[Collected data]
┌──

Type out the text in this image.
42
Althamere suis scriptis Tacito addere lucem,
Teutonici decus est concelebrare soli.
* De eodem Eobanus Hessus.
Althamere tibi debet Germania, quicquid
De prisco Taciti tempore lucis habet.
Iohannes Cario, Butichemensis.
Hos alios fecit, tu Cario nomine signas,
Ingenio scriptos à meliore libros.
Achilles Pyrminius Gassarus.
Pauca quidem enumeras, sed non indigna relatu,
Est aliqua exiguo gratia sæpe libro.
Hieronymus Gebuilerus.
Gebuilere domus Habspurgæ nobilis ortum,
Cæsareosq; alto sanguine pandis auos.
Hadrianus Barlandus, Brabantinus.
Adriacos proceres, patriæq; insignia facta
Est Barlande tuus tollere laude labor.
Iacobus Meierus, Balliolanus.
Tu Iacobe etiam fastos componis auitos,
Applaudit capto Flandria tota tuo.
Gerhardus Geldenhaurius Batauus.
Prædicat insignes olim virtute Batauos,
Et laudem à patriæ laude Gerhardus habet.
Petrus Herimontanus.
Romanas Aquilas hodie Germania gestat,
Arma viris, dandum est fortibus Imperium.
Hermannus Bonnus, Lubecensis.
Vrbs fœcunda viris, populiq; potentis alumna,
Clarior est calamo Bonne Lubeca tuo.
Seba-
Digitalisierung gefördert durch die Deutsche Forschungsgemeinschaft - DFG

└──

EXERCISE DETAILS -
Copy out each record exactly as given, omitting none.

EXERCISE RESPONSE -
Type out the text in this image.
42
Althamere suis scriptis Tacito addere lucem,
Teutonici decus est concelebrare soli.
* De eodem Eobanus Hessus.
Althamere tibi debet Germania, quicquid
De prisco Taciti tempore lucis habet.
Iohannes Cario, Butichemensis.
Hos alios fecit, tu Cario nomine signas,
Ingenio scriptos à meliore libros.
Achilles Pyrminius Gassarus.
Pauca quidem enumeras, sed non indigna relatu,
Est aliqua exiguo gratia sæpe libro.
Hieronymus Gebuilerus.
Gebuilere domus Habspurgæ nobilis ortum,
Cæsareosq; alto sanguine pandis auos.
Hadrianus Barlandus, Brabantinus.
Adriacos proceres, patriæq; insignia facta
Est Barlande tuus tollere laude labor.
Iacobus Meierus, Balliolanus.
Tu Iacobe etiam fastos componis auitos,
Applaudit capto Flandria tota tuo.
Gerhardus Geldenhaurius Batauus.
Prædicat insignes olim virtute Batauos,
Et laudem à patriæ laude Gerhardus habet.
Petrus Herimontanus.
Romanas Aquilas hodie Germania gestat,
Arma viris, dandum est fortibus Imperium.
Hermannus Bonnus, Lubecensis.
Vrbs fœcunda viris, populiq; potentis alumna,
Clarior est calamo Bonne Lubeca tuo.
Seba-
Digitalisierung gefördert durch die Deutsche Forschungsgemeinschaft - DFG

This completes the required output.